Give the number of lines in the records below that include "catenin", and nothing more.

Figure content listings -
- - -
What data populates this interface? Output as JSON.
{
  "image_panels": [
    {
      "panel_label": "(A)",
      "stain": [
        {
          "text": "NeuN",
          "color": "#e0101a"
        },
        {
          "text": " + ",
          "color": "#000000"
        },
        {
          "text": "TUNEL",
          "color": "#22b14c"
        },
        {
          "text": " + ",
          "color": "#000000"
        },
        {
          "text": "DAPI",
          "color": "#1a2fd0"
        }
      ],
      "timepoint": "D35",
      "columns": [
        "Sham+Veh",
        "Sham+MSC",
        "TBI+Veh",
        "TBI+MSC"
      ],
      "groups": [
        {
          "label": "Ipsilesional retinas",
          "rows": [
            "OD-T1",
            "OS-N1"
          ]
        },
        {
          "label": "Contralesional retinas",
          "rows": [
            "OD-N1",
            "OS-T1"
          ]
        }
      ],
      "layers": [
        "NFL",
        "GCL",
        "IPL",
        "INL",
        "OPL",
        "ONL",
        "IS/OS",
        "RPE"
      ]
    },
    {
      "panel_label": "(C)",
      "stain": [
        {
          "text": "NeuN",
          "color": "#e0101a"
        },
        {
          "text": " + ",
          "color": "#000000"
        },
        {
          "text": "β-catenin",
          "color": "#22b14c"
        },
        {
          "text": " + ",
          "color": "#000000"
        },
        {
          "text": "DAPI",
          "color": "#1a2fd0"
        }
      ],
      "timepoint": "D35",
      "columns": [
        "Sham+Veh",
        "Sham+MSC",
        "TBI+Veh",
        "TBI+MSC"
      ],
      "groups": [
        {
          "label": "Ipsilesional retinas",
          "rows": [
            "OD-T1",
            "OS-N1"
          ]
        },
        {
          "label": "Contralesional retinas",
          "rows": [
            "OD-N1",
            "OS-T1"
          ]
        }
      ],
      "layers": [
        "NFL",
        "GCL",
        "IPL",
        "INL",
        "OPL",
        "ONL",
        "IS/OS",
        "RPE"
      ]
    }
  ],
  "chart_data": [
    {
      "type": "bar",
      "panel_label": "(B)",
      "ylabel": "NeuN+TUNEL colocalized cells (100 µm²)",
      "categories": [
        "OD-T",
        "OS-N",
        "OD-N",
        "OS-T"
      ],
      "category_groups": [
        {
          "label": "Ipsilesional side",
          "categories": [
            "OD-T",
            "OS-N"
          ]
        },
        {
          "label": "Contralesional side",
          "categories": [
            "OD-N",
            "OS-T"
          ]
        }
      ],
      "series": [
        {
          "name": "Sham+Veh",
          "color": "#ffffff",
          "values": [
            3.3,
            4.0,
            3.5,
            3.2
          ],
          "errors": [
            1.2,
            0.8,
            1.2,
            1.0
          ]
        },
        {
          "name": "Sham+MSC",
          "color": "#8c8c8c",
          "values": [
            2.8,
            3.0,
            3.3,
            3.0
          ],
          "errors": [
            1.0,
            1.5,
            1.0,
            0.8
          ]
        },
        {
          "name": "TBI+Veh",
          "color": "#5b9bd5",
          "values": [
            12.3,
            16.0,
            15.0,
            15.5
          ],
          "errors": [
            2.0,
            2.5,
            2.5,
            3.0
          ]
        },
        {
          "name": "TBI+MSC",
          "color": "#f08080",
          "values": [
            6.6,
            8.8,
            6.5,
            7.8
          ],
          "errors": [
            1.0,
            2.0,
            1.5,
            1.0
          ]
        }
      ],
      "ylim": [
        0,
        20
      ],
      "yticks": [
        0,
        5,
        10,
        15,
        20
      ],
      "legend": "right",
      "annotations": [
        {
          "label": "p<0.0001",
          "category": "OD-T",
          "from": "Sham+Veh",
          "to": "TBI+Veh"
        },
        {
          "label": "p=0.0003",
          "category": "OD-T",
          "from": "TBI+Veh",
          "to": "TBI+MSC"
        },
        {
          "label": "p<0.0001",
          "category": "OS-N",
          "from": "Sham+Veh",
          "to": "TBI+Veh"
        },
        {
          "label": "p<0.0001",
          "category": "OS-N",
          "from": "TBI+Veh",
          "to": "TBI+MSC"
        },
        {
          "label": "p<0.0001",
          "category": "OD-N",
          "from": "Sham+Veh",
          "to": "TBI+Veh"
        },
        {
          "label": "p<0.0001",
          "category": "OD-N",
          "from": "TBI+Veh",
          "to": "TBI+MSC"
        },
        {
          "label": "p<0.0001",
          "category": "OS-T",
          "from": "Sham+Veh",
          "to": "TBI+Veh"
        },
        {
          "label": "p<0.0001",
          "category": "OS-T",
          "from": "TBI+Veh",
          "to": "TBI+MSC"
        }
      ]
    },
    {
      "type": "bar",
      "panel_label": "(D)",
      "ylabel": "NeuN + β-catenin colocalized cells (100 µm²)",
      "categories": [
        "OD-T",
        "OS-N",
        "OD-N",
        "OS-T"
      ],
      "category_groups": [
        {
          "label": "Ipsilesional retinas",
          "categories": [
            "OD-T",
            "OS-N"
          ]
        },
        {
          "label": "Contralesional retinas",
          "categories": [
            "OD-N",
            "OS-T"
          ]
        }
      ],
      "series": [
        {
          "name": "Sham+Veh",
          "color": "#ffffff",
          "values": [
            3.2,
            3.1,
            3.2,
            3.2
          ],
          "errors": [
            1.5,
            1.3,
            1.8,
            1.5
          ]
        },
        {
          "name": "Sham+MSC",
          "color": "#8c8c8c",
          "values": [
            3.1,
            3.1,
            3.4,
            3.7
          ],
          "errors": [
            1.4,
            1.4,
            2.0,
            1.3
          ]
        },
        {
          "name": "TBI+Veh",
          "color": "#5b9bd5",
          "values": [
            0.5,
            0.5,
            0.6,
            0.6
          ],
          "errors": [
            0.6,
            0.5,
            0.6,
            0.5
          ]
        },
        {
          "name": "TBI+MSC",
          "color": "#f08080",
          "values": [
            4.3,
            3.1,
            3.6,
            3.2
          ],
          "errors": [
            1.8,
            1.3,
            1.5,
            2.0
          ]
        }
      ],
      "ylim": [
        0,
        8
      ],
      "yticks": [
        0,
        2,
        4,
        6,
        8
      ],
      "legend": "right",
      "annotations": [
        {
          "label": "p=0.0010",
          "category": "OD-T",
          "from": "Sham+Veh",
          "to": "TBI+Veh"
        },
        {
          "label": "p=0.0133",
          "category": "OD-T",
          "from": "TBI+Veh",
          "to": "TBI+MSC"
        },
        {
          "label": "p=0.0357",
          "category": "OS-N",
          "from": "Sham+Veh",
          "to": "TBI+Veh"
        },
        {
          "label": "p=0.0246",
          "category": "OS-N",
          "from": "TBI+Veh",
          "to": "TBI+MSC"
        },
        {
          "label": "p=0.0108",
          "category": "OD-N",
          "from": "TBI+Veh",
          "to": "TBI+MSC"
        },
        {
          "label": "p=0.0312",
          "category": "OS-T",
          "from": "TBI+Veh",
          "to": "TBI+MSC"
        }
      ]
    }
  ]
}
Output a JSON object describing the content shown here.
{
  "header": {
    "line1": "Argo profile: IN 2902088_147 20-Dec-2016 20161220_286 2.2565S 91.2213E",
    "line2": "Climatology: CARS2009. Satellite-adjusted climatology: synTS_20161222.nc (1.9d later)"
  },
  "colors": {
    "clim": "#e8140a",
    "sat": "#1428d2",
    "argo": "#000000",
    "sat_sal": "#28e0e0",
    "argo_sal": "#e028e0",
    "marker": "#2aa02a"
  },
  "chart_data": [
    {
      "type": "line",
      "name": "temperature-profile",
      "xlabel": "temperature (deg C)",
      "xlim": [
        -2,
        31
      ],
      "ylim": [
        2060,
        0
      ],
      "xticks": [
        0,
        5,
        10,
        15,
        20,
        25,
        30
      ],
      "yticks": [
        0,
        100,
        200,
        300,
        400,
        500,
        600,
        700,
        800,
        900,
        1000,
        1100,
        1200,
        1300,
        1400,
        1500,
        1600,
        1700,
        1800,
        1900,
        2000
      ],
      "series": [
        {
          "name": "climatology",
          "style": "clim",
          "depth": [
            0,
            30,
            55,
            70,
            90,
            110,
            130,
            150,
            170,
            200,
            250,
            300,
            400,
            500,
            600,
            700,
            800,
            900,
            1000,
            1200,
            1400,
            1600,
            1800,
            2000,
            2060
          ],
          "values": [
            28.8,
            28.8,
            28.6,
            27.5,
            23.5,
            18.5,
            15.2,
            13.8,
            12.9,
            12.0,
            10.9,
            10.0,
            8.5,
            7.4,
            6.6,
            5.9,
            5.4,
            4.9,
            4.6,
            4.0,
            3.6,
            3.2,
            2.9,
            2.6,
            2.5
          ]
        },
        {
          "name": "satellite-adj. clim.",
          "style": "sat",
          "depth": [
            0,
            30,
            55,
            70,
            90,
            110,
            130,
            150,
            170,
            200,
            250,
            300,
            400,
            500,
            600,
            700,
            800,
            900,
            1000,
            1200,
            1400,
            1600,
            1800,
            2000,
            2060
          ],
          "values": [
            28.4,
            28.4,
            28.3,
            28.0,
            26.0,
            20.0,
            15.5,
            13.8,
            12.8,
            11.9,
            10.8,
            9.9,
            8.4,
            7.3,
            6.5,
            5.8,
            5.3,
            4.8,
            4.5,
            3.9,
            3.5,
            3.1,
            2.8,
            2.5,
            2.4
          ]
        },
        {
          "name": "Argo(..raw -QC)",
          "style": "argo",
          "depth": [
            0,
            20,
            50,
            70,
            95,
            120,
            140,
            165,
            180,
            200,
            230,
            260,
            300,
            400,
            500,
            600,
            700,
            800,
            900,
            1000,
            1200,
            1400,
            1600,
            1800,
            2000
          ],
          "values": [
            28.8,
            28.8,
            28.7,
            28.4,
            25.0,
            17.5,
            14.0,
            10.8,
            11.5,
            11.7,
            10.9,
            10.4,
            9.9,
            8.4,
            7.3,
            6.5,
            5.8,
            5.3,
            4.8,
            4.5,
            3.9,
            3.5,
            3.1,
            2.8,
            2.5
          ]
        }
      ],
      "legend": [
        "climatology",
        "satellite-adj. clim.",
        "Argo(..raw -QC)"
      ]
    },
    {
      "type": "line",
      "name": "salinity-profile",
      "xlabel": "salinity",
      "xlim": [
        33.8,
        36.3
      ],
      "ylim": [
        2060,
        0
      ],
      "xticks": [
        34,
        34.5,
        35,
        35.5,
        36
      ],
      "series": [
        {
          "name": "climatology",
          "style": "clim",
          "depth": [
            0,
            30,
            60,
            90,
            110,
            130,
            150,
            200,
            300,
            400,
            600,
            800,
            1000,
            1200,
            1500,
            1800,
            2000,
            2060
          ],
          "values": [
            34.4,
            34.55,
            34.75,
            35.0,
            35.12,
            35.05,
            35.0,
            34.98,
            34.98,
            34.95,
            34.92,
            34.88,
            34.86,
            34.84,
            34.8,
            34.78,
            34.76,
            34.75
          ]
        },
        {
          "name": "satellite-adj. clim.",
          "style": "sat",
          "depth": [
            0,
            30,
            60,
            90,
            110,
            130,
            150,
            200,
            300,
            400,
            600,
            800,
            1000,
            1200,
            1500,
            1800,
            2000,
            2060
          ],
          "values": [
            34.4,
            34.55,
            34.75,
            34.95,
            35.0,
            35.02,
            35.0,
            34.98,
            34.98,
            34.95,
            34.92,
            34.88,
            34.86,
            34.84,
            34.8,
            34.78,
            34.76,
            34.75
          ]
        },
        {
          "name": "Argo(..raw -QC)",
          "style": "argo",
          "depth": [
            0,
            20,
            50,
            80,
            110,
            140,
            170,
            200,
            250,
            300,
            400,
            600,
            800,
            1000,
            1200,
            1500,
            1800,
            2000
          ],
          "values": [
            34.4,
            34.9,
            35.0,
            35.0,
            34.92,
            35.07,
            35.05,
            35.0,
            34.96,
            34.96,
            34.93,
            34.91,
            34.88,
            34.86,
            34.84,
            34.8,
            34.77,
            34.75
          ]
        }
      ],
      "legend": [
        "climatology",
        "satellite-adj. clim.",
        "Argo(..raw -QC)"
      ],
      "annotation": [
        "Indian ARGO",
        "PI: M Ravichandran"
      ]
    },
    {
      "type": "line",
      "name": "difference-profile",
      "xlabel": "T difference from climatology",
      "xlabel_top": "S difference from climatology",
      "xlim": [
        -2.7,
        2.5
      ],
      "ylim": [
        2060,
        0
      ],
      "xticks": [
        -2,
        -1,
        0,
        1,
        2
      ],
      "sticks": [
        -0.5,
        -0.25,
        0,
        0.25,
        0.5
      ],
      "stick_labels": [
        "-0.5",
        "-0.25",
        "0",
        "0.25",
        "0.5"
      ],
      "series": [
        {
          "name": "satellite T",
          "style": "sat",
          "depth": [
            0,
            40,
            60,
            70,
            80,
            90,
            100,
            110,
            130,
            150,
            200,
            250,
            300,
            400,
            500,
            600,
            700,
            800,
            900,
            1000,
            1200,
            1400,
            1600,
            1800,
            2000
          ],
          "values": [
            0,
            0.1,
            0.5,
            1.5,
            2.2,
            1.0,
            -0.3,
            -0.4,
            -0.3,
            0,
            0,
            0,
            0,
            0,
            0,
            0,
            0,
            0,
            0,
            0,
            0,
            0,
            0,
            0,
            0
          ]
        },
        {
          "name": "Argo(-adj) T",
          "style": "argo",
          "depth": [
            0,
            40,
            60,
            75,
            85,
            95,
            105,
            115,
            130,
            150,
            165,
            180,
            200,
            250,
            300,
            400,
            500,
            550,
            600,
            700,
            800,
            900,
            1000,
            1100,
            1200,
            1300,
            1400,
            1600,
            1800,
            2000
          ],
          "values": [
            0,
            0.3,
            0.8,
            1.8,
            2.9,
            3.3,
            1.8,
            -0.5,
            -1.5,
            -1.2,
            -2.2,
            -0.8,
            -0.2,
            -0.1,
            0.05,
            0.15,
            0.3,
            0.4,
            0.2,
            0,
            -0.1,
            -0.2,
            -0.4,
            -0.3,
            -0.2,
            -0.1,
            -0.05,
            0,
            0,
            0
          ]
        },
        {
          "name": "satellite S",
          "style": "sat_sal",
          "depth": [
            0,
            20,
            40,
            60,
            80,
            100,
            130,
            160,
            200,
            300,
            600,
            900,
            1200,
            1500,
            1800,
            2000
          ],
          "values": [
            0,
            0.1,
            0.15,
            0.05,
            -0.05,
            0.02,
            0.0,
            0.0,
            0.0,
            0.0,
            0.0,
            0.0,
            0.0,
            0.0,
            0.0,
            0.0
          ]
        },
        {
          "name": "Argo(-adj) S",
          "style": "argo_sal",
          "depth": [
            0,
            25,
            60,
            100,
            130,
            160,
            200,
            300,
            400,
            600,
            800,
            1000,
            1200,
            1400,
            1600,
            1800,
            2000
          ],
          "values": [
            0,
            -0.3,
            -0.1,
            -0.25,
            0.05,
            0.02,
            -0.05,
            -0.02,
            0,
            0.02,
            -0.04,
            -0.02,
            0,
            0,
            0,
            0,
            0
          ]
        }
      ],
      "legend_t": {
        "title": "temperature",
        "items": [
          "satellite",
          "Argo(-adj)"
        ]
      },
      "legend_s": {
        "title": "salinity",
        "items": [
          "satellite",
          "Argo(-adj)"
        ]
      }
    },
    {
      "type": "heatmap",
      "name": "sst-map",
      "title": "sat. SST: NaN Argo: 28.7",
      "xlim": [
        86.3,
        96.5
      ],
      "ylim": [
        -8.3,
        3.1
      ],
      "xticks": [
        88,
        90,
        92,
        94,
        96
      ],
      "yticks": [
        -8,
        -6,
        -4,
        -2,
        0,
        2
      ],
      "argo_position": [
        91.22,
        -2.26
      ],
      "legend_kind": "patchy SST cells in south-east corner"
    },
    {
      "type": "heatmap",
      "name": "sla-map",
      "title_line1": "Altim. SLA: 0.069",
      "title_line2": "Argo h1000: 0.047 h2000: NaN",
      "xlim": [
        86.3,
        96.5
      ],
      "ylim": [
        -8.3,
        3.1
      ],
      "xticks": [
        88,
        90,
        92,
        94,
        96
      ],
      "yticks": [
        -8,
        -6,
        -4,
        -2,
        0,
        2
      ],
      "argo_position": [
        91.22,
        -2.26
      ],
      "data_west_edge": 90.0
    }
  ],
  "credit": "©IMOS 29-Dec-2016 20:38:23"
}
- - -
The completed task - 2